■ What to do ■
Can you output the material exactly as written, minus any pictures it holds?

■ Dataset records ■
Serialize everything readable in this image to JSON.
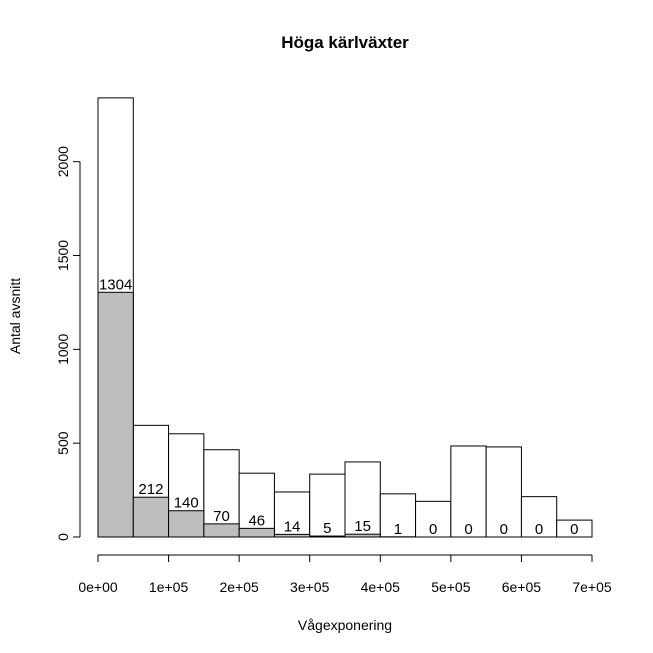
{
  "chart_data": {
    "type": "bar",
    "title": "Höga kärlväxter",
    "xlabel": "Vågexponering",
    "ylabel": "Antal avsnitt",
    "bin_width": 50000,
    "bin_starts": [
      0,
      50000,
      100000,
      150000,
      200000,
      250000,
      300000,
      350000,
      400000,
      450000,
      500000,
      550000,
      600000,
      650000
    ],
    "xlim": [
      0,
      700000
    ],
    "ylim": [
      0,
      2350
    ],
    "x_ticks": [
      {
        "value": 0,
        "label": "0e+00"
      },
      {
        "value": 100000,
        "label": "1e+05"
      },
      {
        "value": 200000,
        "label": "2e+05"
      },
      {
        "value": 300000,
        "label": "3e+05"
      },
      {
        "value": 400000,
        "label": "4e+05"
      },
      {
        "value": 500000,
        "label": "5e+05"
      },
      {
        "value": 600000,
        "label": "6e+05"
      },
      {
        "value": 700000,
        "label": "7e+05"
      }
    ],
    "y_ticks": [
      {
        "value": 0,
        "label": "0"
      },
      {
        "value": 500,
        "label": "500"
      },
      {
        "value": 1000,
        "label": "1000"
      },
      {
        "value": 1500,
        "label": "1500"
      },
      {
        "value": 2000,
        "label": "2000"
      }
    ],
    "series": [
      {
        "values": [
          2340,
          595,
          550,
          465,
          340,
          240,
          335,
          400,
          230,
          190,
          485,
          480,
          215,
          90
        ],
        "fill": "#ffffff"
      },
      {
        "values": [
          1304,
          212,
          140,
          70,
          46,
          14,
          5,
          15,
          1,
          0,
          0,
          0,
          0,
          0
        ],
        "fill": "#bebebe"
      }
    ],
    "data_labels": [
      "1304",
      "212",
      "140",
      "70",
      "46",
      "14",
      "5",
      "15",
      "1",
      "0",
      "0",
      "0",
      "0",
      "0"
    ],
    "grid": false,
    "legend": "none"
  }
}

■ Full output ■
Serialize everything readable in this image to JSON.
{
  "chart_data": {
    "type": "bar",
    "title": "Höga kärlväxter",
    "xlabel": "Vågexponering",
    "ylabel": "Antal avsnitt",
    "bin_width": 50000,
    "bin_starts": [
      0,
      50000,
      100000,
      150000,
      200000,
      250000,
      300000,
      350000,
      400000,
      450000,
      500000,
      550000,
      600000,
      650000
    ],
    "xlim": [
      0,
      700000
    ],
    "ylim": [
      0,
      2350
    ],
    "x_ticks": [
      {
        "value": 0,
        "label": "0e+00"
      },
      {
        "value": 100000,
        "label": "1e+05"
      },
      {
        "value": 200000,
        "label": "2e+05"
      },
      {
        "value": 300000,
        "label": "3e+05"
      },
      {
        "value": 400000,
        "label": "4e+05"
      },
      {
        "value": 500000,
        "label": "5e+05"
      },
      {
        "value": 600000,
        "label": "6e+05"
      },
      {
        "value": 700000,
        "label": "7e+05"
      }
    ],
    "y_ticks": [
      {
        "value": 0,
        "label": "0"
      },
      {
        "value": 500,
        "label": "500"
      },
      {
        "value": 1000,
        "label": "1000"
      },
      {
        "value": 1500,
        "label": "1500"
      },
      {
        "value": 2000,
        "label": "2000"
      }
    ],
    "series": [
      {
        "values": [
          2340,
          595,
          550,
          465,
          340,
          240,
          335,
          400,
          230,
          190,
          485,
          480,
          215,
          90
        ],
        "fill": "#ffffff"
      },
      {
        "values": [
          1304,
          212,
          140,
          70,
          46,
          14,
          5,
          15,
          1,
          0,
          0,
          0,
          0,
          0
        ],
        "fill": "#bebebe"
      }
    ],
    "data_labels": [
      "1304",
      "212",
      "140",
      "70",
      "46",
      "14",
      "5",
      "15",
      "1",
      "0",
      "0",
      "0",
      "0",
      "0"
    ],
    "grid": false,
    "legend": "none"
  }
}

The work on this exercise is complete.